● **WRITTEN INSTRUCTION**: Below are records; state how many of their lines hold the word "solid", and give only the figure.

● **RECORDS SUPPLIED**:
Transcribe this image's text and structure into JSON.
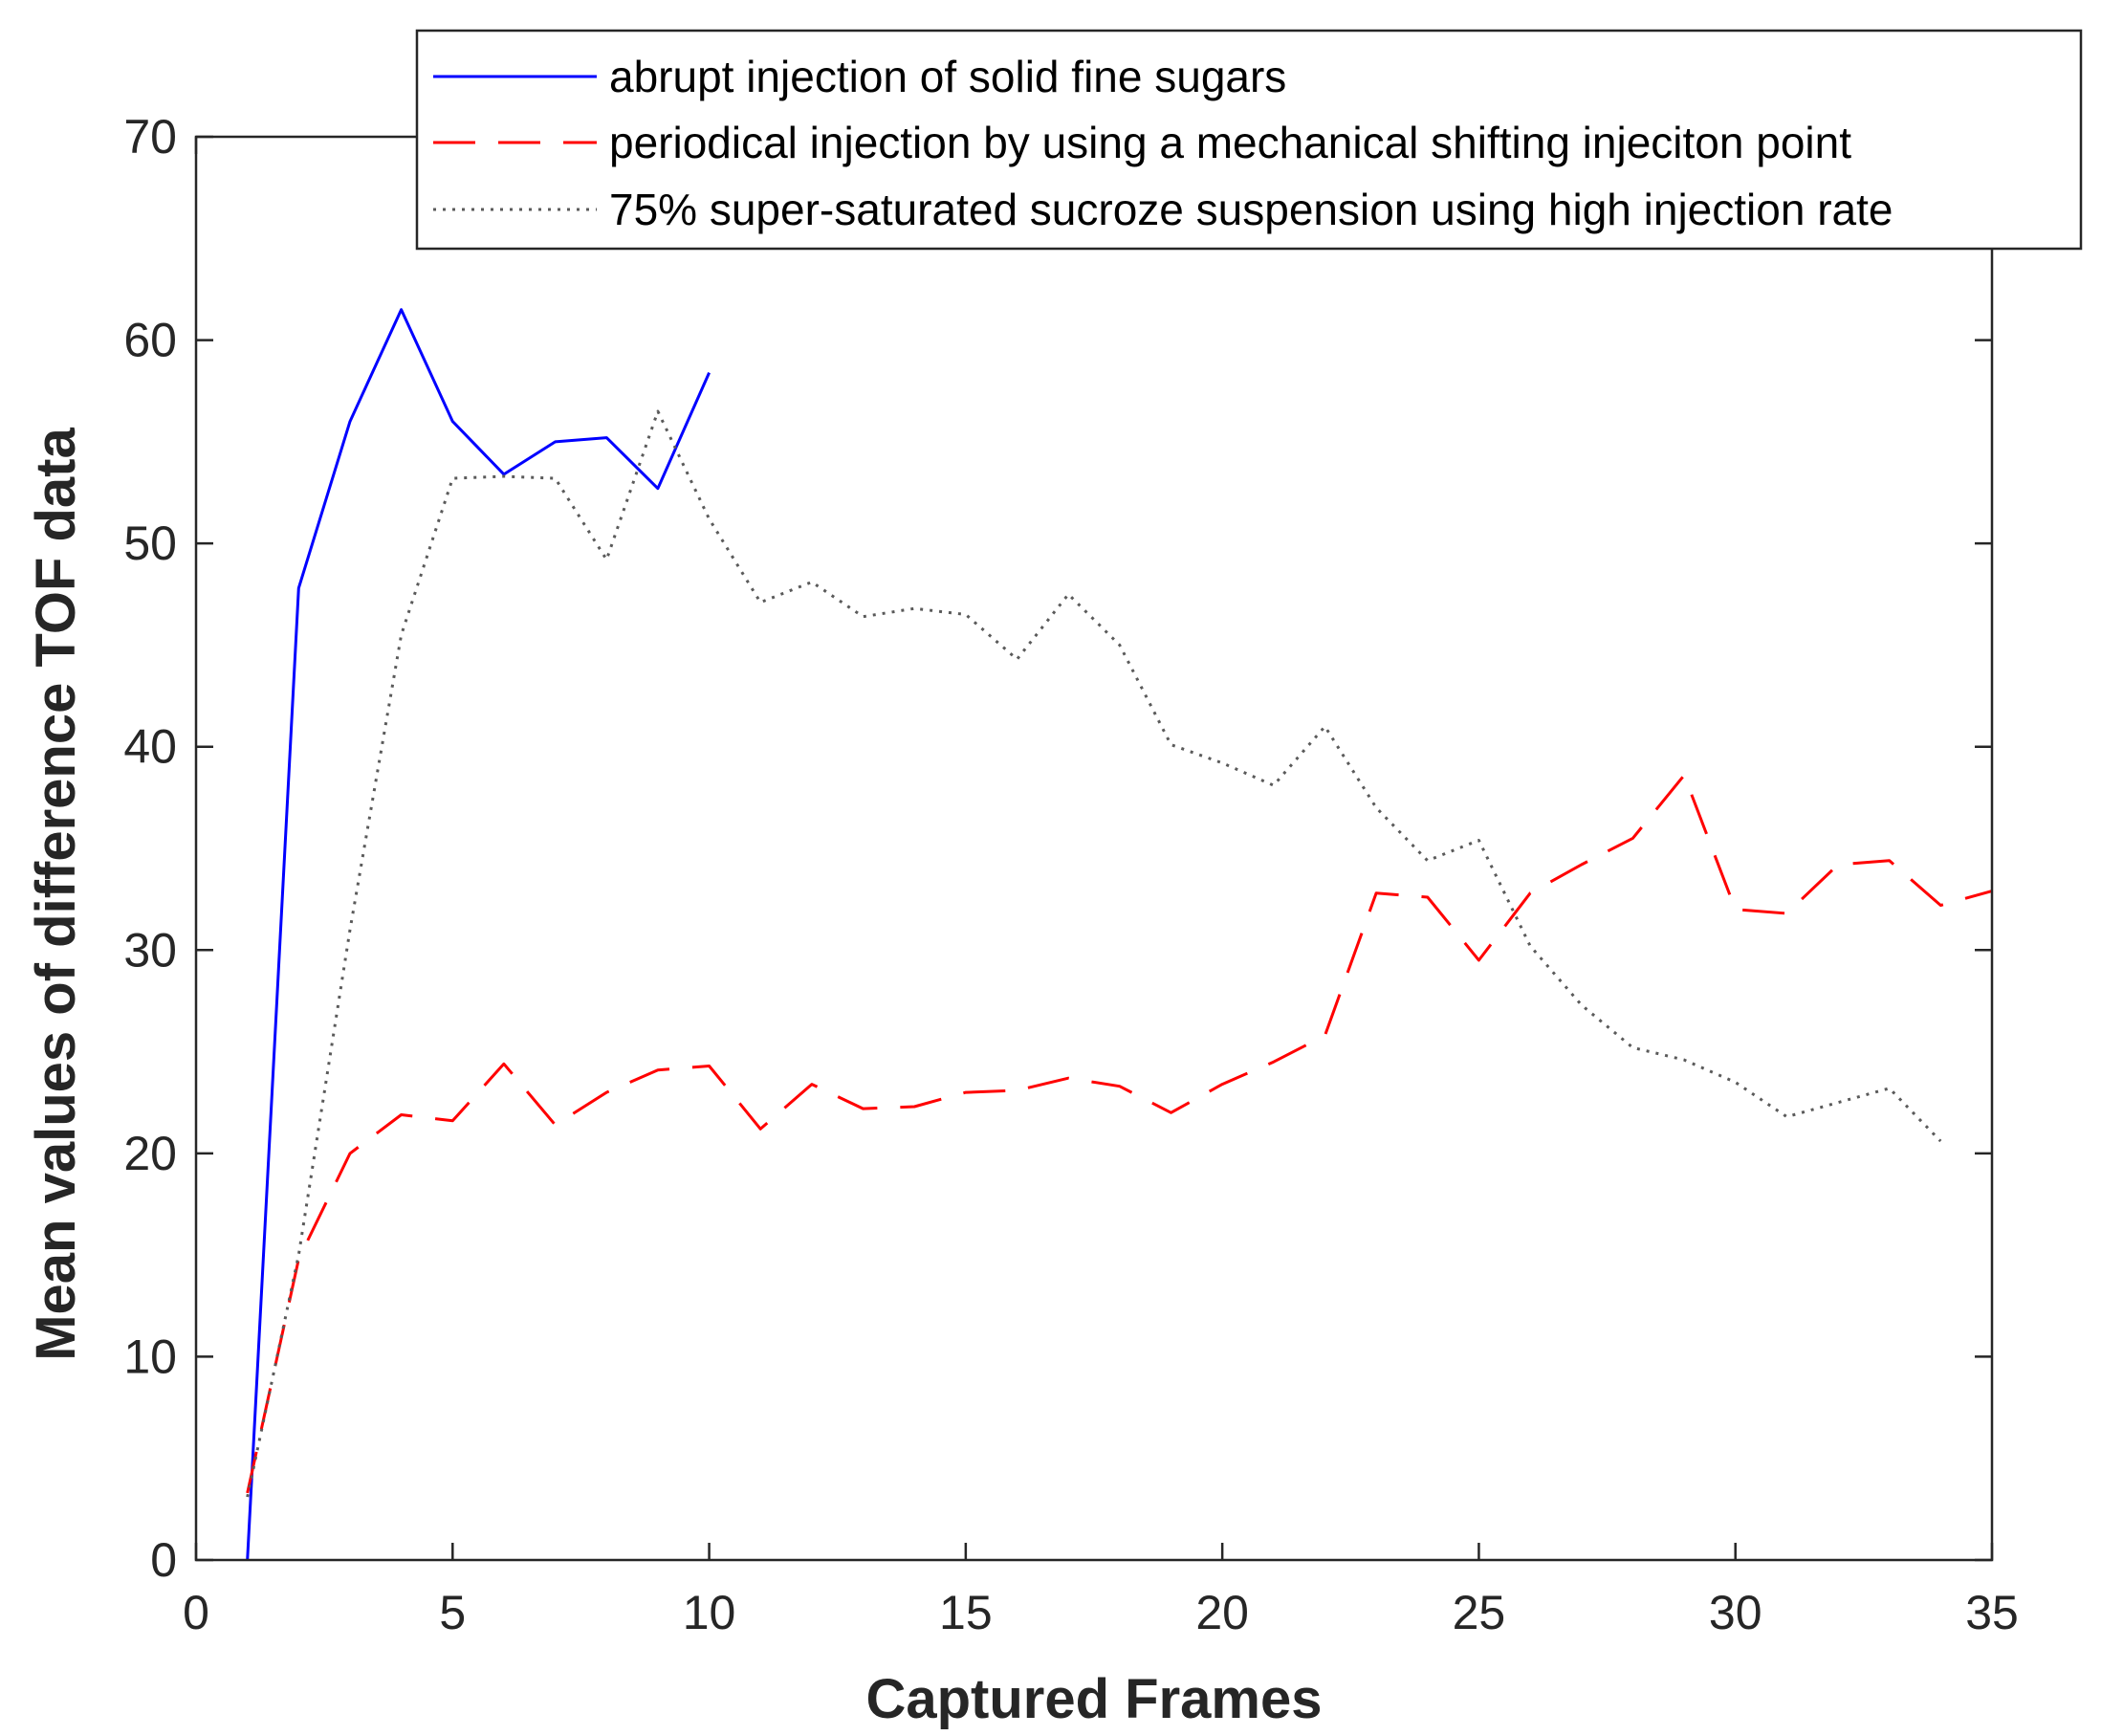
{
  "chart_data": {
    "type": "line",
    "title": "",
    "xlabel": "Captured Frames",
    "ylabel": "Mean values of difference TOF data",
    "xlim": [
      0,
      35
    ],
    "ylim": [
      0,
      70
    ],
    "xticks": [
      0,
      5,
      10,
      15,
      20,
      25,
      30,
      35
    ],
    "yticks": [
      0,
      10,
      20,
      30,
      40,
      50,
      60,
      70
    ],
    "xtick_labels": [
      "0",
      "5",
      "10",
      "15",
      "20",
      "25",
      "30",
      "35"
    ],
    "ytick_labels": [
      "0",
      "10",
      "20",
      "30",
      "40",
      "50",
      "60",
      "70"
    ],
    "grid": false,
    "legend_position": "top-right",
    "series": [
      {
        "name": "abrupt injection of solid fine sugars",
        "color": "#0000ff",
        "style": "solid",
        "x": [
          1,
          2,
          3,
          4,
          5,
          6,
          7,
          8,
          9,
          10
        ],
        "y": [
          0,
          47.8,
          56,
          61.5,
          56,
          53.4,
          55,
          55.2,
          52.7,
          58.4
        ]
      },
      {
        "name": "periodical injection by using a mechanical shifting injeciton point",
        "color": "#ff0000",
        "style": "dashed",
        "x": [
          1,
          2,
          3,
          4,
          5,
          6,
          7,
          8,
          9,
          10,
          11,
          12,
          13,
          14,
          15,
          16,
          17,
          18,
          19,
          20,
          21,
          22,
          23,
          24,
          25,
          26,
          27,
          28,
          29,
          30,
          31,
          32,
          33,
          34,
          35
        ],
        "y": [
          3.3,
          14.8,
          20,
          21.9,
          21.6,
          24.4,
          21.4,
          23,
          24.1,
          24.3,
          21.2,
          23.4,
          22.2,
          22.3,
          23,
          23.1,
          23.7,
          23.3,
          22,
          23.4,
          24.5,
          25.8,
          32.8,
          32.6,
          29.5,
          32.8,
          34.2,
          35.5,
          38.6,
          32,
          31.8,
          34.2,
          34.4,
          32.2,
          32.9
        ]
      },
      {
        "name": "75% super-saturated sucroze suspension using high injection rate",
        "color": "#5a5a5a",
        "style": "dotted",
        "x": [
          1,
          2,
          3,
          4,
          5,
          6,
          7,
          8,
          9,
          10,
          11,
          12,
          13,
          14,
          15,
          16,
          17,
          18,
          19,
          20,
          21,
          22,
          23,
          24,
          25,
          26,
          27,
          28,
          29,
          30,
          31,
          32,
          33,
          34
        ],
        "y": [
          3.1,
          15,
          31,
          45.5,
          53.2,
          53.3,
          53.2,
          49.2,
          56.5,
          51.2,
          47.1,
          48.1,
          46.4,
          46.8,
          46.5,
          44.3,
          47.5,
          45,
          40.1,
          39.2,
          38.1,
          41,
          37,
          34.4,
          35.4,
          30.2,
          27.3,
          25.2,
          24.6,
          23.5,
          21.8,
          22.5,
          23.2,
          20.6
        ]
      }
    ]
  }
}
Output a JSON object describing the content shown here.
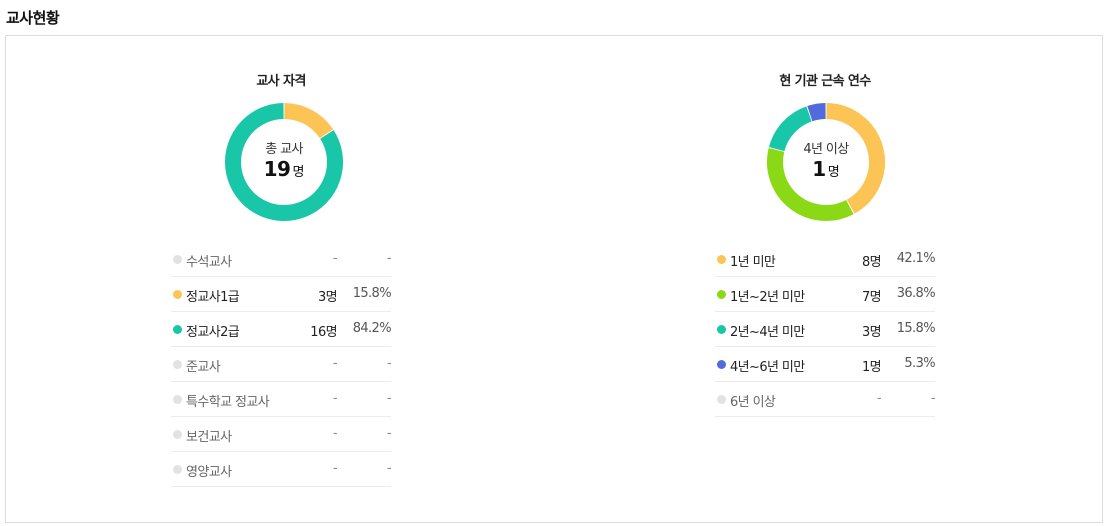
{
  "page": {
    "title": "교사현황"
  },
  "chart_data": [
    {
      "type": "pie",
      "title": "교사 자격",
      "center": {
        "label": "총 교사",
        "value": "19",
        "unit": "명"
      },
      "categories": [
        "수석교사",
        "정교사1급",
        "정교사2급",
        "준교사",
        "특수학교 정교사",
        "보건교사",
        "영양교사"
      ],
      "values": [
        0,
        3,
        16,
        0,
        0,
        0,
        0
      ],
      "count_labels": [
        "-",
        "3명",
        "16명",
        "-",
        "-",
        "-",
        "-"
      ],
      "percent_labels": [
        "-",
        "15.8%",
        "84.2%",
        "-",
        "-",
        "-",
        "-"
      ],
      "colors": [
        "#e2e2e2",
        "#fcc454",
        "#1ac6a8",
        "#e2e2e2",
        "#e2e2e2",
        "#e2e2e2",
        "#e2e2e2"
      ]
    },
    {
      "type": "pie",
      "title": "현 기관 근속 연수",
      "center": {
        "label": "4년 이상",
        "value": "1",
        "unit": "명"
      },
      "categories": [
        "1년 미만",
        "1년~2년 미만",
        "2년~4년 미만",
        "4년~6년 미만",
        "6년 이상"
      ],
      "values": [
        8,
        7,
        3,
        1,
        0
      ],
      "count_labels": [
        "8명",
        "7명",
        "3명",
        "1명",
        "-"
      ],
      "percent_labels": [
        "42.1%",
        "36.8%",
        "15.8%",
        "5.3%",
        "-"
      ],
      "colors": [
        "#fcc454",
        "#8bd916",
        "#1ac6a8",
        "#4f6bdc",
        "#e2e2e2"
      ]
    }
  ]
}
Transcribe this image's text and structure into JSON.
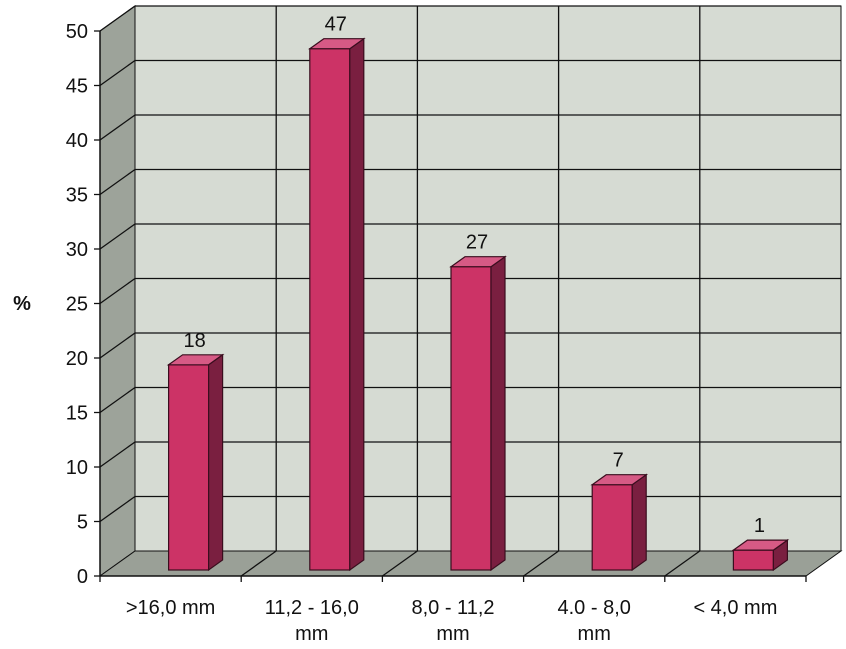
{
  "chart_data": {
    "type": "bar",
    "categories": [
      ">16,0 mm",
      "11,2 - 16,0 mm",
      "8,0 - 11,2 mm",
      "4.0 - 8,0 mm",
      "< 4,0 mm"
    ],
    "category_lines": [
      [
        ">16,0 mm"
      ],
      [
        "11,2 - 16,0",
        "mm"
      ],
      [
        "8,0 - 11,2",
        "mm"
      ],
      [
        "4.0 - 8,0",
        "mm"
      ],
      [
        "< 4,0 mm"
      ]
    ],
    "values": [
      18,
      47,
      27,
      7,
      1
    ],
    "ylabel": "%",
    "ylim": [
      0,
      50
    ],
    "yticks": [
      0,
      5,
      10,
      15,
      20,
      25,
      30,
      35,
      40,
      45,
      50
    ],
    "data_labels": [
      "18",
      "47",
      "27",
      "7",
      "1"
    ],
    "grid": true,
    "style": "3d",
    "colors": {
      "bar_front": "#cc3366",
      "bar_side": "#7a1f40",
      "bar_top": "#d65a85",
      "wall": "#d6dbd3",
      "side_wall": "#9da39a",
      "floor": "#9aa097",
      "grid": "#111111"
    }
  }
}
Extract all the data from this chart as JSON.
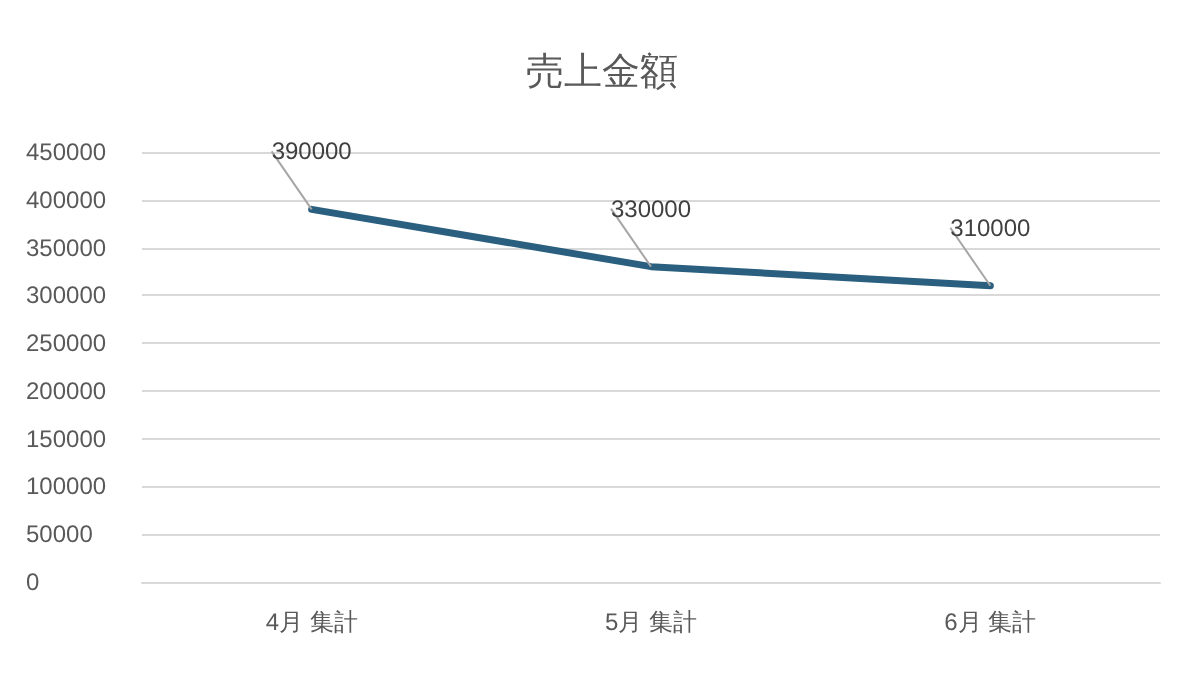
{
  "chart_data": {
    "type": "line",
    "title": "売上金額",
    "categories": [
      "4月 集計",
      "5月 集計",
      "6月 集計"
    ],
    "values": [
      390000,
      330000,
      310000
    ],
    "color": "#2a5f7f",
    "ylim": [
      0,
      450000
    ],
    "yticks": [
      0,
      50000,
      100000,
      150000,
      200000,
      250000,
      300000,
      350000,
      400000,
      450000
    ],
    "grid": "y",
    "marker": "none",
    "line_style": "solid",
    "data_labels": true
  }
}
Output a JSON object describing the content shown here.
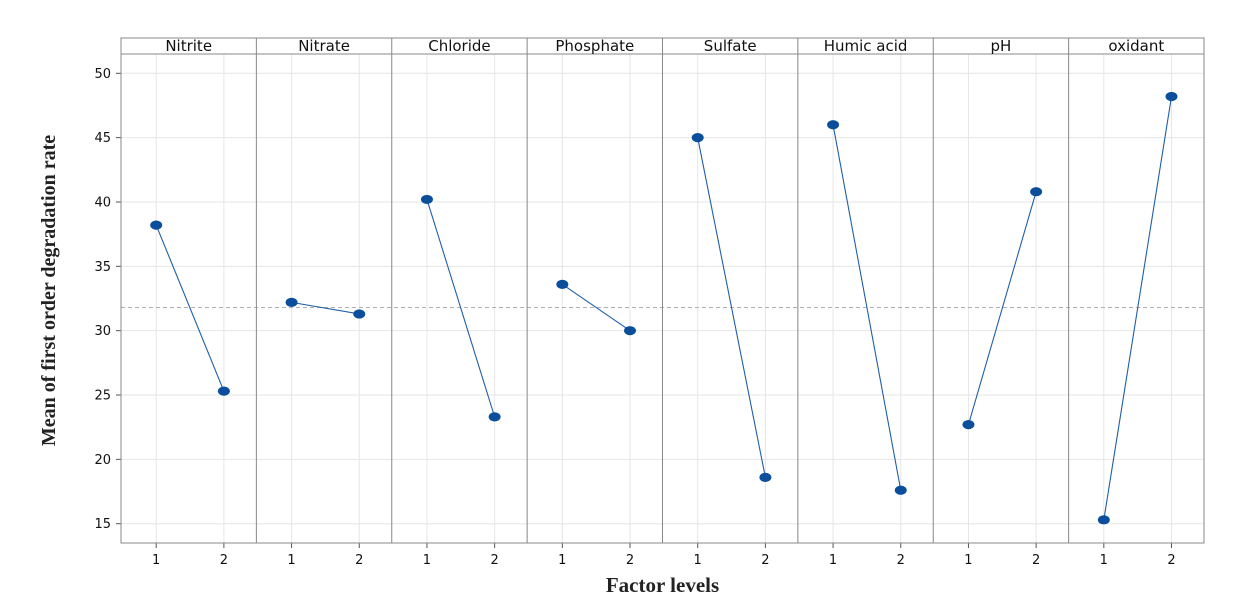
{
  "chart_data": {
    "type": "line",
    "title": "",
    "xlabel": "Factor levels",
    "ylabel": "Mean of first order degradation rate",
    "ylim": [
      13.5,
      51.5
    ],
    "y_ticks": [
      15,
      20,
      25,
      30,
      35,
      40,
      45,
      50
    ],
    "x_tick_labels": [
      "1",
      "2"
    ],
    "reference_line": 31.8,
    "grid": true,
    "series_color": "#1f5fa8",
    "marker_color": "#0b4f9c",
    "reference_color": "#b0b0b0",
    "panels": [
      {
        "name": "Nitrite",
        "x": [
          1,
          2
        ],
        "values": [
          38.2,
          25.3
        ]
      },
      {
        "name": "Nitrate",
        "x": [
          1,
          2
        ],
        "values": [
          32.2,
          31.3
        ]
      },
      {
        "name": "Chloride",
        "x": [
          1,
          2
        ],
        "values": [
          40.2,
          23.3
        ]
      },
      {
        "name": "Phosphate",
        "x": [
          1,
          2
        ],
        "values": [
          33.6,
          30.0
        ]
      },
      {
        "name": "Sulfate",
        "x": [
          1,
          2
        ],
        "values": [
          45.0,
          18.6
        ]
      },
      {
        "name": "Humic acid",
        "x": [
          1,
          2
        ],
        "values": [
          46.0,
          17.6
        ]
      },
      {
        "name": "pH",
        "x": [
          1,
          2
        ],
        "values": [
          22.7,
          40.8
        ]
      },
      {
        "name": "oxidant",
        "x": [
          1,
          2
        ],
        "values": [
          15.3,
          48.2
        ]
      }
    ]
  }
}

● **OUTPUT FOR THIS EXERCISE**: 3